— Data lines —

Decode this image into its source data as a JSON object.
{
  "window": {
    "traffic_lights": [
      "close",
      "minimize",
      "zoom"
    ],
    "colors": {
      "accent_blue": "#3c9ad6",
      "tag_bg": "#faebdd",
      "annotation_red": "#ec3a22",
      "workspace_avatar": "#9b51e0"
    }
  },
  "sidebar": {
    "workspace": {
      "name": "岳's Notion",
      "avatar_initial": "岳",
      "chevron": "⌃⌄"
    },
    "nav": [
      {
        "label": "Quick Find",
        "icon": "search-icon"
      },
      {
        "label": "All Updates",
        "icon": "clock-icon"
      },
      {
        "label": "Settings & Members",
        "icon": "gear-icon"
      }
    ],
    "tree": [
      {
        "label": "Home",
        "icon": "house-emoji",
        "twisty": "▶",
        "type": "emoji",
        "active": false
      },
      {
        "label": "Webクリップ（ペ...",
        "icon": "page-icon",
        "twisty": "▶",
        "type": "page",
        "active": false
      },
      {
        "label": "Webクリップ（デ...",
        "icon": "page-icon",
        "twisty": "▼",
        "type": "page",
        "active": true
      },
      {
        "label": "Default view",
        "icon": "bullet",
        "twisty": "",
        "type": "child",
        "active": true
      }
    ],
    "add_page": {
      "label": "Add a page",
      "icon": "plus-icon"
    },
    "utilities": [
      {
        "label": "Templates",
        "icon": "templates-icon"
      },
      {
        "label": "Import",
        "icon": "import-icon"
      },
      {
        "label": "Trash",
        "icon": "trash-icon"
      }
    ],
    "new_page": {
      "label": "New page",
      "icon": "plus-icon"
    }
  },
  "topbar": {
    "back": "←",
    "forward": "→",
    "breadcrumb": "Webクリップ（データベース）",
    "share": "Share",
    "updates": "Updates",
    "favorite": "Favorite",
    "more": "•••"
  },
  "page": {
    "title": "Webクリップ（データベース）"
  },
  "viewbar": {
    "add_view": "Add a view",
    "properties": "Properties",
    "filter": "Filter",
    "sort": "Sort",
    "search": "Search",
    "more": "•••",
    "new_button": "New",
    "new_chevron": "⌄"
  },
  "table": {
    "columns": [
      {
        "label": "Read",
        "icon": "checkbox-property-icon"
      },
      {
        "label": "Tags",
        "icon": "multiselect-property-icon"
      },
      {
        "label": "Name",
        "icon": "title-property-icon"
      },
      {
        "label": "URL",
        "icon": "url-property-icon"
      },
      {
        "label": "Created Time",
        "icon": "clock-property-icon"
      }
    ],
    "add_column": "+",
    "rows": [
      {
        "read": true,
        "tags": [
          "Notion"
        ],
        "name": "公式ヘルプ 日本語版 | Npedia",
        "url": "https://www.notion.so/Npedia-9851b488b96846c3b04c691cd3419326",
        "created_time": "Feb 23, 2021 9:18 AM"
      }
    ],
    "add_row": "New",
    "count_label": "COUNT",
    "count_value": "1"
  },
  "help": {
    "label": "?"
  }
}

— Request —
Set down all of the data above, word for word.

— Full answer —
Decode this image into its source data as a JSON object.
{
  "window": {
    "traffic_lights": [
      "close",
      "minimize",
      "zoom"
    ],
    "colors": {
      "accent_blue": "#3c9ad6",
      "tag_bg": "#faebdd",
      "annotation_red": "#ec3a22",
      "workspace_avatar": "#9b51e0"
    }
  },
  "sidebar": {
    "workspace": {
      "name": "岳's Notion",
      "avatar_initial": "岳",
      "chevron": "⌃⌄"
    },
    "nav": [
      {
        "label": "Quick Find",
        "icon": "search-icon"
      },
      {
        "label": "All Updates",
        "icon": "clock-icon"
      },
      {
        "label": "Settings & Members",
        "icon": "gear-icon"
      }
    ],
    "tree": [
      {
        "label": "Home",
        "icon": "house-emoji",
        "twisty": "▶",
        "type": "emoji",
        "active": false
      },
      {
        "label": "Webクリップ（ペ...",
        "icon": "page-icon",
        "twisty": "▶",
        "type": "page",
        "active": false
      },
      {
        "label": "Webクリップ（デ...",
        "icon": "page-icon",
        "twisty": "▼",
        "type": "page",
        "active": true
      },
      {
        "label": "Default view",
        "icon": "bullet",
        "twisty": "",
        "type": "child",
        "active": true
      }
    ],
    "add_page": {
      "label": "Add a page",
      "icon": "plus-icon"
    },
    "utilities": [
      {
        "label": "Templates",
        "icon": "templates-icon"
      },
      {
        "label": "Import",
        "icon": "import-icon"
      },
      {
        "label": "Trash",
        "icon": "trash-icon"
      }
    ],
    "new_page": {
      "label": "New page",
      "icon": "plus-icon"
    }
  },
  "topbar": {
    "back": "←",
    "forward": "→",
    "breadcrumb": "Webクリップ（データベース）",
    "share": "Share",
    "updates": "Updates",
    "favorite": "Favorite",
    "more": "•••"
  },
  "page": {
    "title": "Webクリップ（データベース）"
  },
  "viewbar": {
    "add_view": "Add a view",
    "properties": "Properties",
    "filter": "Filter",
    "sort": "Sort",
    "search": "Search",
    "more": "•••",
    "new_button": "New",
    "new_chevron": "⌄"
  },
  "table": {
    "columns": [
      {
        "label": "Read",
        "icon": "checkbox-property-icon"
      },
      {
        "label": "Tags",
        "icon": "multiselect-property-icon"
      },
      {
        "label": "Name",
        "icon": "title-property-icon"
      },
      {
        "label": "URL",
        "icon": "url-property-icon"
      },
      {
        "label": "Created Time",
        "icon": "clock-property-icon"
      }
    ],
    "add_column": "+",
    "rows": [
      {
        "read": true,
        "tags": [
          "Notion"
        ],
        "name": "公式ヘルプ 日本語版 | Npedia",
        "url": "https://www.notion.so/Npedia-9851b488b96846c3b04c691cd3419326",
        "created_time": "Feb 23, 2021 9:18 AM"
      }
    ],
    "add_row": "New",
    "count_label": "COUNT",
    "count_value": "1"
  },
  "help": {
    "label": "?"
  }
}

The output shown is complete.